Report how many lines of the entries below contain the word "page", and nothing more.

========================================================================

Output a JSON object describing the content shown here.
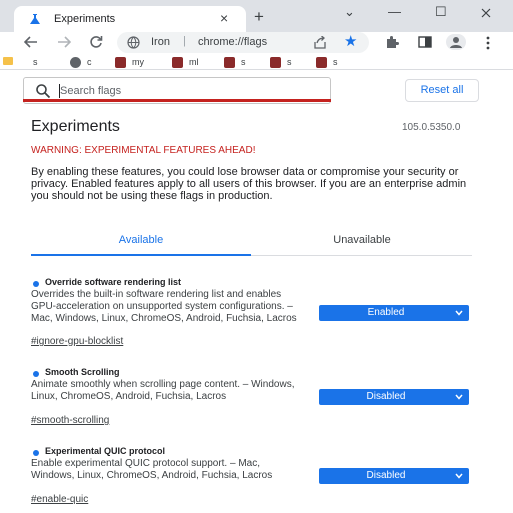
{
  "browser": {
    "tab_title": "Experiments",
    "tab_close": "×",
    "new_tab": "+",
    "window_controls": [
      "⌄",
      "—",
      "☐"
    ],
    "omnibox": {
      "site_label": "Iron",
      "separator": "|",
      "url": "chrome://flags"
    },
    "bookmarks": [
      "s",
      "c",
      "my",
      "ml",
      "s",
      "s",
      "s"
    ]
  },
  "search": {
    "placeholder": "Search flags",
    "value": ""
  },
  "reset_all_label": "Reset all",
  "page": {
    "title": "Experiments",
    "version": "105.0.5350.0",
    "warning": "WARNING: EXPERIMENTAL FEATURES AHEAD!",
    "intro": "By enabling these features, you could lose browser data or compromise your security or privacy. Enabled features apply to all users of this browser. If you are an enterprise admin you should not be using these flags in production."
  },
  "tabs": {
    "available": "Available",
    "unavailable": "Unavailable",
    "active": "available"
  },
  "flags": [
    {
      "name": "Override software rendering list",
      "description": "Overrides the built-in software rendering list and enables GPU-acceleration on unsupported system configurations. – Mac, Windows, Linux, ChromeOS, Android, Fuchsia, Lacros",
      "link": "#ignore-gpu-blocklist",
      "state": "Enabled"
    },
    {
      "name": "Smooth Scrolling",
      "description": "Animate smoothly when scrolling page content. – Windows, Linux, ChromeOS, Android, Fuchsia, Lacros",
      "link": "#smooth-scrolling",
      "state": "Disabled"
    },
    {
      "name": "Experimental QUIC protocol",
      "description": "Enable experimental QUIC protocol support. – Mac, Windows, Linux, ChromeOS, Android, Fuchsia, Lacros",
      "link": "#enable-quic",
      "state": "Disabled"
    }
  ],
  "colors": {
    "accent": "#1a73e8",
    "warning": "#c5221f",
    "chrome_bg": "#dee1e6"
  },
  "icons": {
    "favicon": "flask-icon",
    "back": "arrow-left-icon",
    "forward": "arrow-right-icon",
    "reload": "reload-icon",
    "search": "search-icon",
    "star": "star-icon",
    "extensions": "puzzle-icon",
    "profile": "avatar-icon",
    "menu": "kebab-menu-icon"
  }
}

========================================================================

> [Result of the task]: 2